▶ Exercise instructions:
Copy out all the lines where "label" shows up.

START Listed records

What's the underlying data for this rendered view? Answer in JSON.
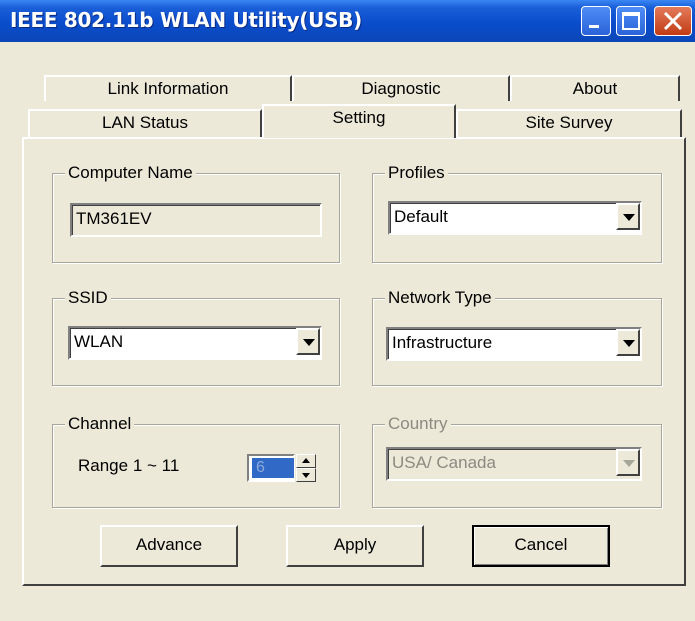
{
  "window": {
    "title": "IEEE 802.11b WLAN Utility(USB)"
  },
  "tabs": {
    "link_information": "Link Information",
    "diagnostic": "Diagnostic",
    "about": "About",
    "lan_status": "LAN Status",
    "setting": "Setting",
    "site_survey": "Site Survey",
    "active": "Setting"
  },
  "computer_name": {
    "label": "Computer Name",
    "value": "TM361EV"
  },
  "profiles": {
    "label": "Profiles",
    "selected": "Default"
  },
  "ssid": {
    "label": "SSID",
    "selected": "WLAN"
  },
  "network_type": {
    "label": "Network Type",
    "selected": "Infrastructure"
  },
  "channel": {
    "label": "Channel",
    "range_text": "Range 1 ~ 11",
    "value": "6"
  },
  "country": {
    "label": "Country",
    "selected": "USA/ Canada",
    "enabled": false
  },
  "buttons": {
    "advance": "Advance",
    "apply": "Apply",
    "cancel": "Cancel"
  },
  "icons": {
    "minimize": "minimize-icon",
    "maximize": "maximize-icon",
    "close": "close-icon",
    "dropdown": "chevron-down-icon"
  },
  "colors": {
    "titlebar": "#0a4ccc",
    "window_bg": "#ece9d8",
    "close_button": "#c23b14",
    "selection": "#3169c6"
  }
}
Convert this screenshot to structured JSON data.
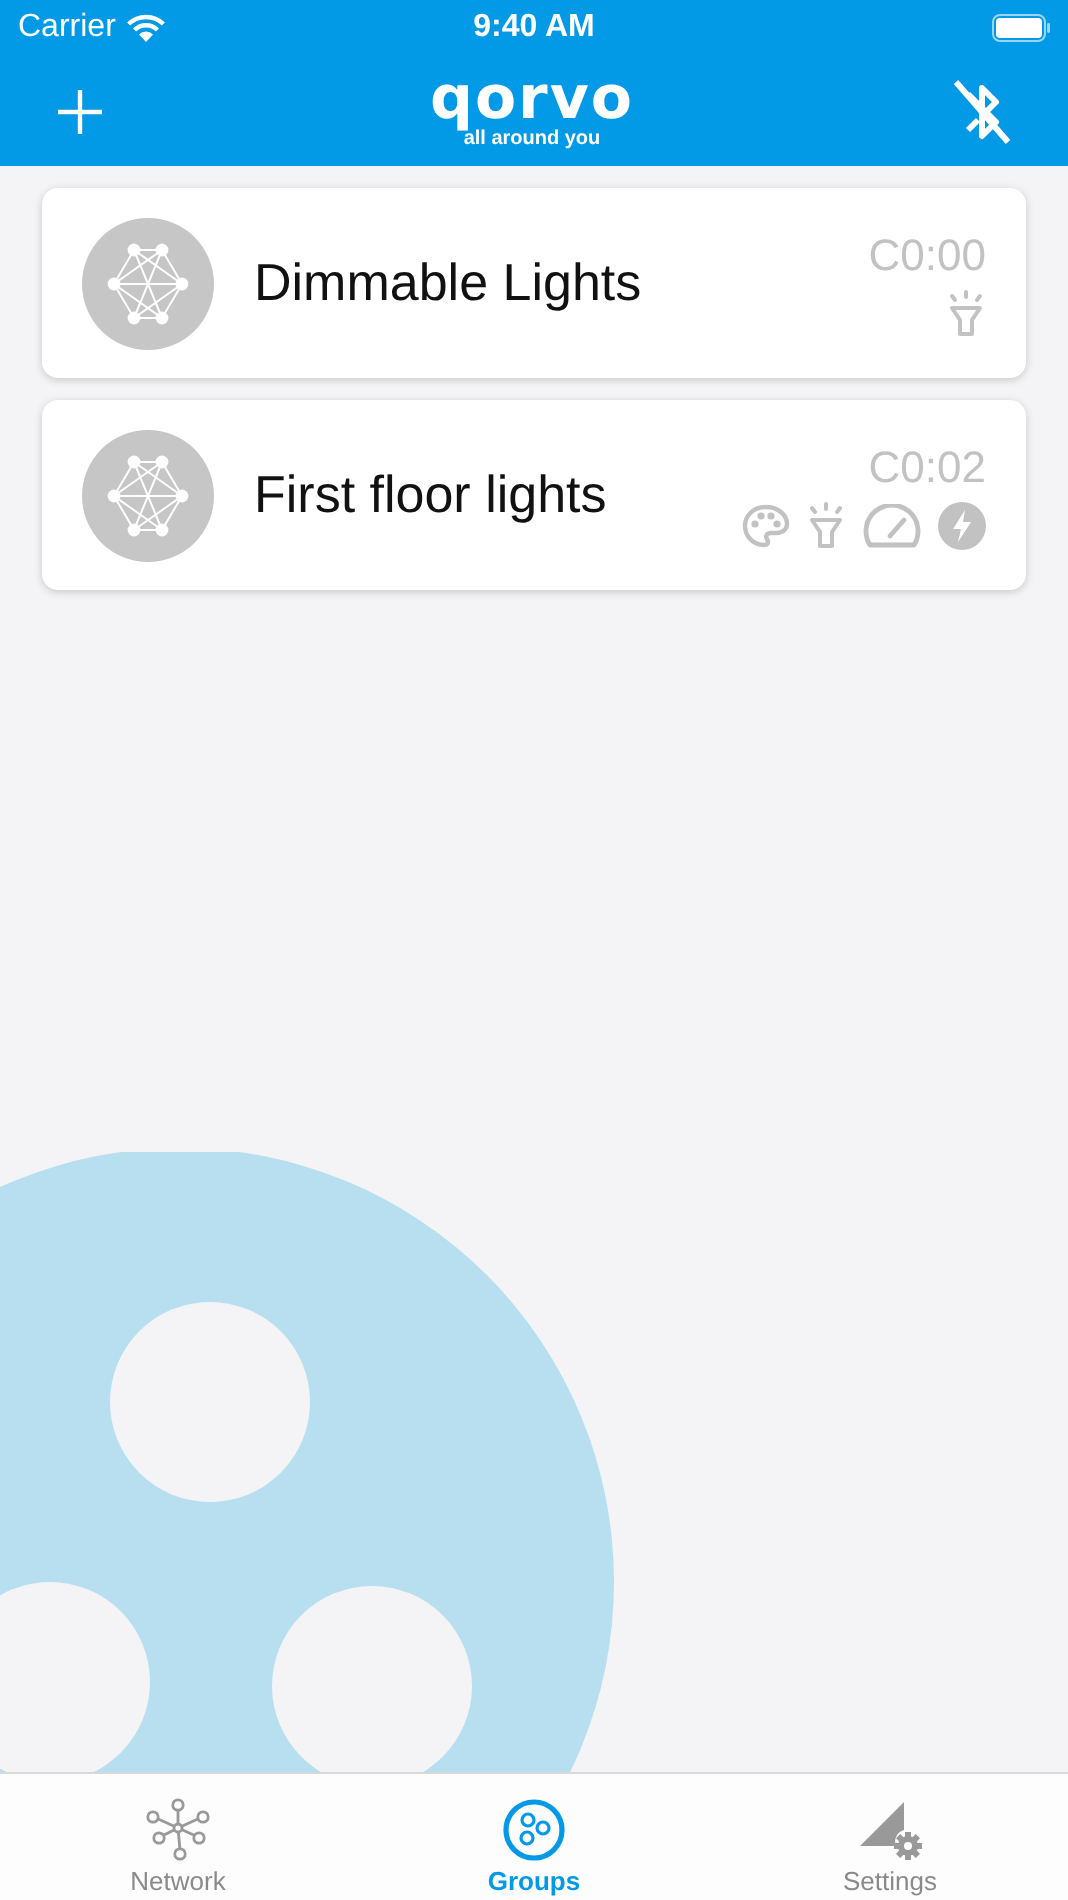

END Listed records

▶ The reply:
    "label": "Computer Name",
    "label": "Profiles",
    "label": "SSID",
    "label": "Network Type",
    "label": "Channel",
    "label": "Country",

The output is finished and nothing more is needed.